— Start —

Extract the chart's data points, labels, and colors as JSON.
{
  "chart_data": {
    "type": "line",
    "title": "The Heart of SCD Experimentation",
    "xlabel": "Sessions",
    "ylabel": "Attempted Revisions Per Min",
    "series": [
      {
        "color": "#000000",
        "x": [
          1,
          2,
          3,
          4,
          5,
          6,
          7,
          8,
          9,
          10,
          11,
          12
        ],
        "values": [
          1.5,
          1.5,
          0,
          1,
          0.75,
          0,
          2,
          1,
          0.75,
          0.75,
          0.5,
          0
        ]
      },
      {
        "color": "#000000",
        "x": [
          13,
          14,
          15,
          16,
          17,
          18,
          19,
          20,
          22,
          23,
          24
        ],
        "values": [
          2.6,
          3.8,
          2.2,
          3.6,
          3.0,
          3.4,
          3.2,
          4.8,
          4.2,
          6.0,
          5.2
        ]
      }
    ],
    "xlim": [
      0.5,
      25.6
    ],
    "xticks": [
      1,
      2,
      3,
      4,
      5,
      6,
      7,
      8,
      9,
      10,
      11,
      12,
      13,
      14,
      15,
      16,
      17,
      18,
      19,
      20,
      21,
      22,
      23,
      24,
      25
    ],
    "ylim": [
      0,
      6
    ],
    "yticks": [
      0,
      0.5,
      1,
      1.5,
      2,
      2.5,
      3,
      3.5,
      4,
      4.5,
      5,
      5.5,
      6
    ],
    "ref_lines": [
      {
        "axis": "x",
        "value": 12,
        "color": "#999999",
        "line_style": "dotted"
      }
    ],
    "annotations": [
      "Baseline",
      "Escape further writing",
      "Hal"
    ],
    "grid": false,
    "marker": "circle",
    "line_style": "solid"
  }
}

— End —

*Problem details*: Extract every record and return it verbatim.

*Exercise result*:
Extract the chart's data points, labels, and colors as JSON.
{
  "chart_data": {
    "type": "line",
    "title": "The Heart of SCD Experimentation",
    "xlabel": "Sessions",
    "ylabel": "Attempted Revisions Per Min",
    "series": [
      {
        "color": "#000000",
        "x": [
          1,
          2,
          3,
          4,
          5,
          6,
          7,
          8,
          9,
          10,
          11,
          12
        ],
        "values": [
          1.5,
          1.5,
          0,
          1,
          0.75,
          0,
          2,
          1,
          0.75,
          0.75,
          0.5,
          0
        ]
      },
      {
        "color": "#000000",
        "x": [
          13,
          14,
          15,
          16,
          17,
          18,
          19,
          20,
          22,
          23,
          24
        ],
        "values": [
          2.6,
          3.8,
          2.2,
          3.6,
          3.0,
          3.4,
          3.2,
          4.8,
          4.2,
          6.0,
          5.2
        ]
      }
    ],
    "xlim": [
      0.5,
      25.6
    ],
    "xticks": [
      1,
      2,
      3,
      4,
      5,
      6,
      7,
      8,
      9,
      10,
      11,
      12,
      13,
      14,
      15,
      16,
      17,
      18,
      19,
      20,
      21,
      22,
      23,
      24,
      25
    ],
    "ylim": [
      0,
      6
    ],
    "yticks": [
      0,
      0.5,
      1,
      1.5,
      2,
      2.5,
      3,
      3.5,
      4,
      4.5,
      5,
      5.5,
      6
    ],
    "ref_lines": [
      {
        "axis": "x",
        "value": 12,
        "color": "#999999",
        "line_style": "dotted"
      }
    ],
    "annotations": [
      "Baseline",
      "Escape further writing",
      "Hal"
    ],
    "grid": false,
    "marker": "circle",
    "line_style": "solid"
  }
}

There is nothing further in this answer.